▸ Exercise aim: Count the lines in the records below that contain the word "override", and reply with only that number.

▸ Saved entries:
**********
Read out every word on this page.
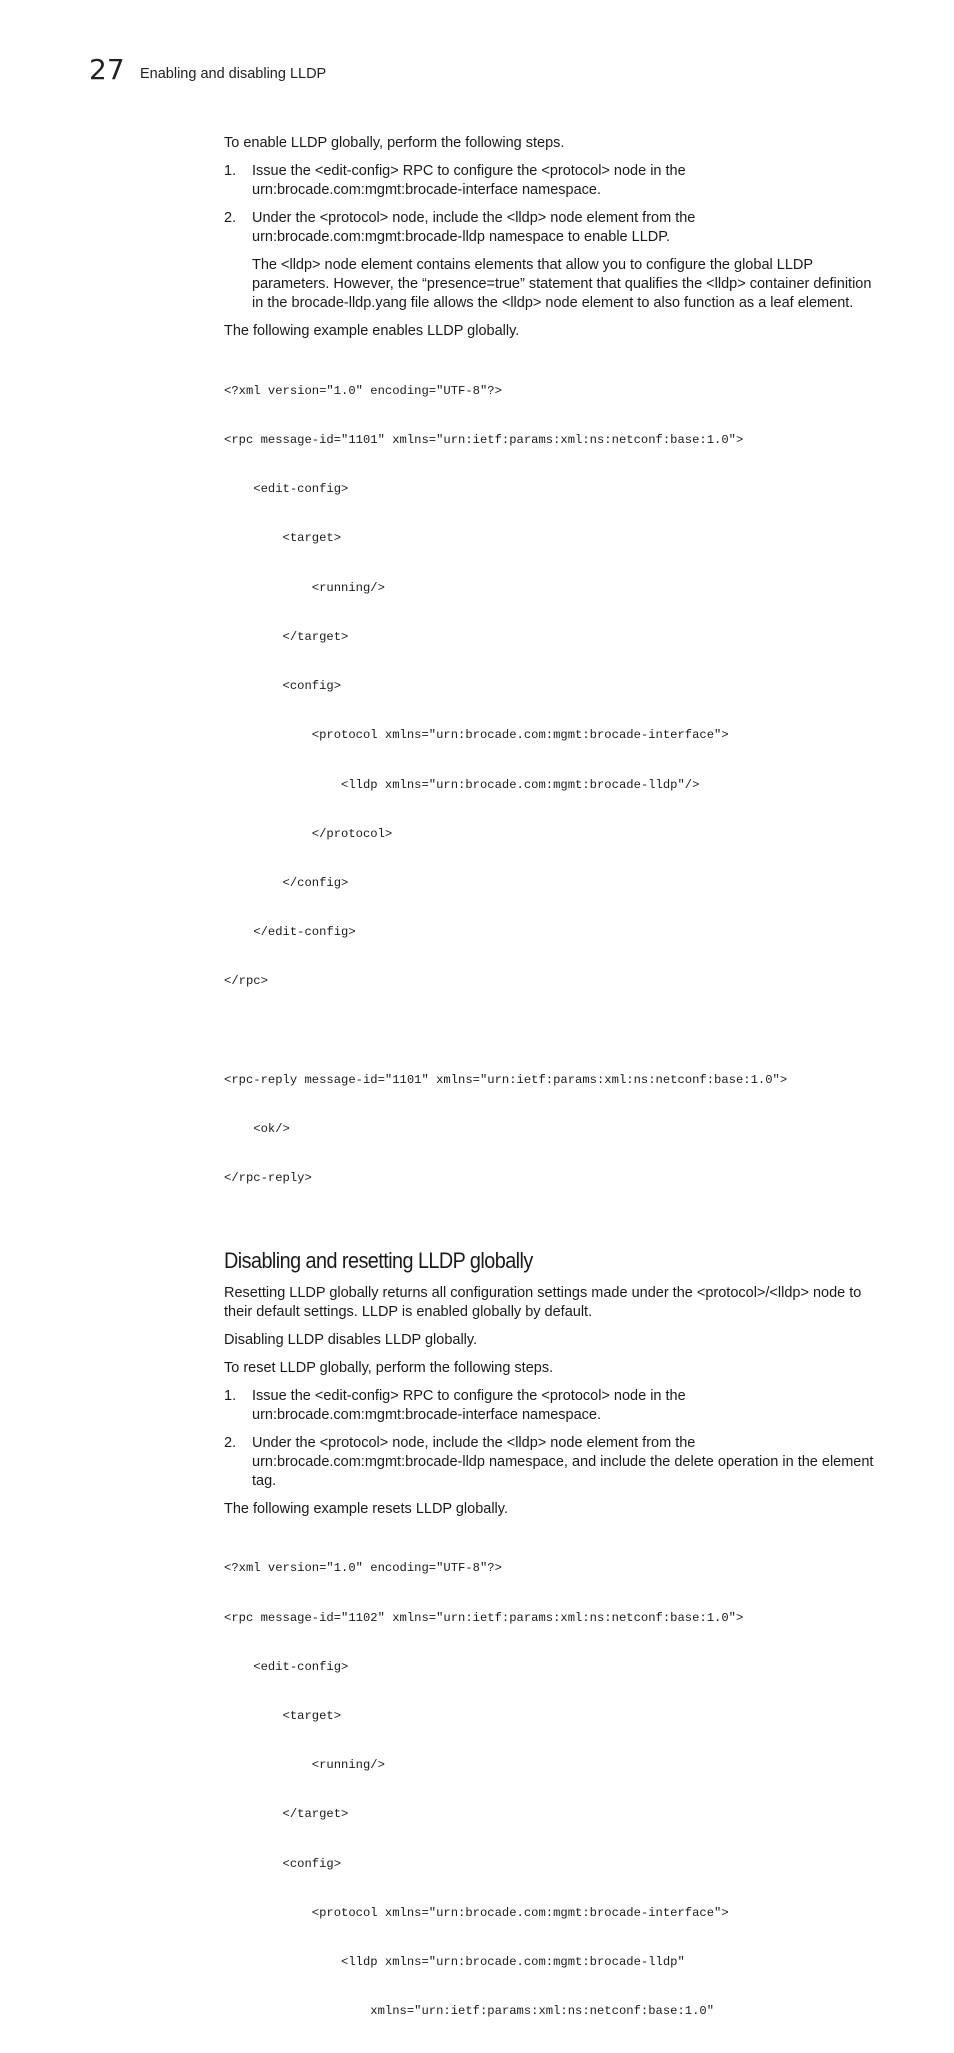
27 Enabling and disabling LLDP

To enable LLDP globally, perform the following steps.

1. Issue the <edit-config> RPC to configure the <protocol> node in the urn:brocade.com:mgmt:brocade-interface namespace.
2. Under the <protocol> node, include the <lldp> node element from the urn:brocade.com:mgmt:brocade-lldp namespace to enable LLDP.

The <lldp> node element contains elements that allow you to configure the global LLDP parameters. However, the “presence=true” statement that qualifies the <lldp> container definition in the brocade-lldp.yang file allows the <lldp> node element to also function as a leaf element.

The following example enables LLDP globally.

<?xml version="1.0" encoding="UTF-8"?>

<rpc message-id="1101" xmlns="urn:ietf:params:xml:ns:netconf:base:1.0">

<edit-config>

<target>

<running/>

</target>

<config>

<protocol xmlns="urn:brocade.com:mgmt:brocade-interface">

<lldp xmlns="urn:brocade.com:mgmt:brocade-lldp"/>

</protocol>

</config>

</edit-config>

</rpc>

<rpc-reply message-id="1101" xmlns="urn:ietf:params:xml:ns:netconf:base:1.0">

<ok/>

</rpc-reply>

Disabling and resetting LLDP globally

Resetting LLDP globally returns all configuration settings made under the <protocol>/<lldp> node to their default settings. LLDP is enabled globally by default.

Disabling LLDP disables LLDP globally.

To reset LLDP globally, perform the following steps.

1. Issue the <edit-config> RPC to configure the <protocol> node in the urn:brocade.com:mgmt:brocade-interface namespace.
2. Under the <protocol> node, include the <lldp> node element from the urn:brocade.com:mgmt:brocade-lldp namespace, and include the delete operation in the element tag.

The following example resets LLDP globally.

<?xml version="1.0" encoding="UTF-8"?>

<rpc message-id="1102" xmlns="urn:ietf:params:xml:ns:netconf:base:1.0">

<edit-config>

<target>

<running/>

</target>

<config>

<protocol xmlns="urn:brocade.com:mgmt:brocade-interface">

<lldp xmlns="urn:brocade.com:mgmt:brocade-lldp"

xmlns="urn:ietf:params:xml:ns:netconf:base:1.0"
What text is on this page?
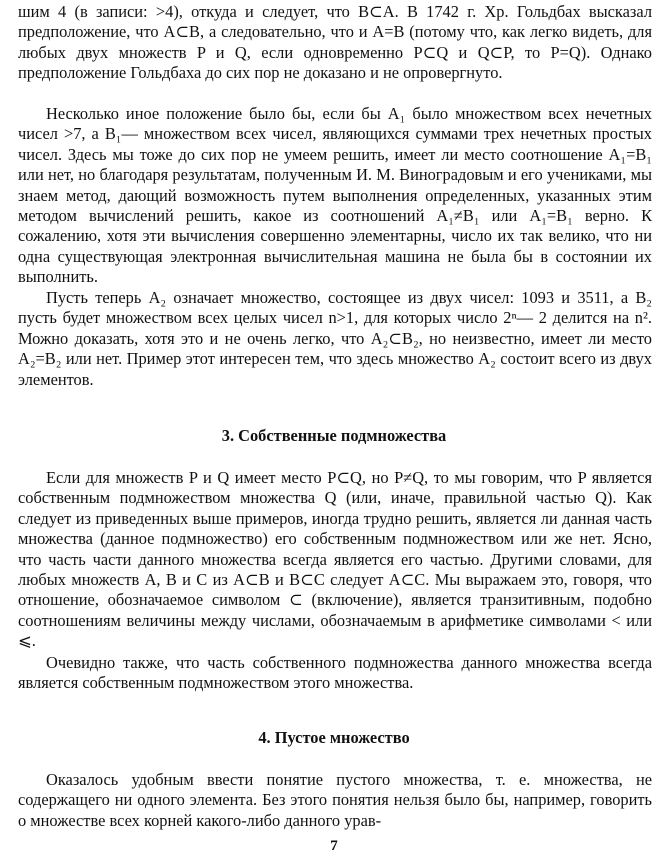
шим 4 (в записи: >4), откуда и следует, что B⊂A. В 1742 г. Хр. Гольдбах высказал предположение, что A⊂B, а следовательно, что и A=B (потому что, как легко видеть, для любых двух множеств P и Q, если одновременно P⊂Q и Q⊂P, то P=Q). Однако предположение Гольдбаха до сих пор не доказано и не опровергнуто.

Несколько иное положение было бы, если бы A₁ было множеством всех нечетных чисел >7, а B₁— множеством всех чисел, являющихся суммами трех нечетных простых чисел. Здесь мы тоже до сих пор не умеем решить, имеет ли место соотношение A₁=B₁ или нет, но благодаря результатам, полученным И. М. Виноградовым и его учениками, мы знаем метод, дающий возможность путем выполнения определенных, указанных этим методом вычислений решить, какое из соотношений A₁≠B₁ или A₁=B₁ верно. К сожалению, хотя эти вычисления совершенно элементарны, число их так велико, что ни одна существующая электронная вычислительная машина не была бы в состоянии их выполнить.

Пусть теперь A₂ означает множество, состоящее из двух чисел: 1093 и 3511, а B₂ пусть будет множеством всех целых чисел n>1, для которых число 2ⁿ— 2 делится на n². Можно доказать, хотя это и не очень легко, что A₂⊂B₂, но неизвестно, имеет ли место A₂=B₂ или нет. Пример этот интересен тем, что здесь множество A₂ состоит всего из двух элементов.

3. Собственные подмножества

Если для множеств P и Q имеет место P⊂Q, но P≠Q, то мы говорим, что P является собственным подмножеством множества Q (или, иначе, правильной частью Q). Как следует из приведенных выше примеров, иногда трудно решить, является ли данная часть множества (данное подмножество) его собственным подмножеством или же нет. Ясно, что часть части данного множества всегда является его частью. Другими словами, для любых множеств A, B и C из A⊂B и B⊂C следует A⊂C. Мы выражаем это, говоря, что отношение, обозначаемое символом ⊂ (включение), является транзитивным, подобно соотношениям величины между числами, обозначаемым в арифметике символами < или ⩽.

Очевидно также, что часть собственного подмножества данного множества всегда является собственным подмножеством этого множества.

4. Пустое множество

Оказалось удобным ввести понятие пустого множества, т. е. множества, не содержащего ни одного элемента. Без этого понятия нельзя было бы, например, говорить о множестве всех корней какого-либо данного урав-

7
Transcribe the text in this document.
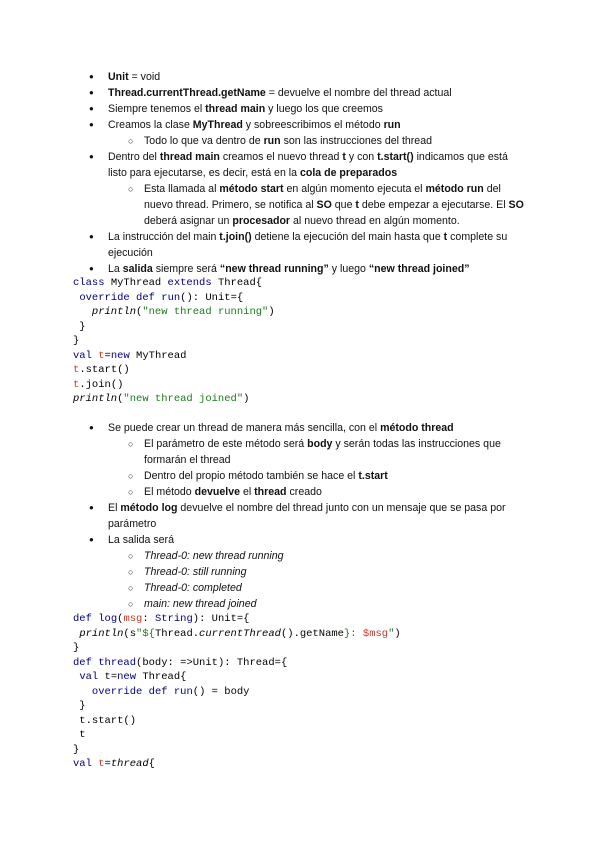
● Unit = void
● Thread.currentThread.getName = devuelve el nombre del thread actual
● Siempre tenemos el thread main y luego los que creemos
● Creamos la clase MyThread y sobreescribimos el método run
○ Todo lo que va dentro de run son las instrucciones del thread
● Dentro del thread main creamos el nuevo thread t y con t.start() indicamos que está listo para ejecutarse, es decir, está en la cola de preparados
○ Esta llamada al método start en algún momento ejecuta el método run del nuevo thread. Primero, se notifica al SO que t debe empezar a ejecutarse. El SO deberá asignar un procesador al nuevo thread en algún momento.
● La instrucción del main t.join() detiene la ejecución del main hasta que t complete su ejecución
● La salida siempre será “new thread running” y luego “new thread joined”
class MyThread extends Thread{
override def run(): Unit={
println("new thread running")
}
}
val t=new MyThread
t.start()
t.join()
println("new thread joined")
● Se puede crear un thread de manera más sencilla, con el método thread
○ El parámetro de este método será body y serán todas las instrucciones que formarán el thread
○ Dentro del propio método también se hace el t.start
○ El método devuelve el thread creado
● El método log devuelve el nombre del thread junto con un mensaje que se pasa por parámetro
● La salida será
○ Thread-0: new thread running
○ Thread-0: still running
○ Thread-0: completed
○ main: new thread joined
def log(msg: String): Unit={
println(s"${Thread.currentThread().getName}: $msg")
}
def thread(body: =>Unit): Thread={
val t=new Thread{
override def run() = body
}
t.start()
t
}
val t=thread{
**********
▸ The solution: 2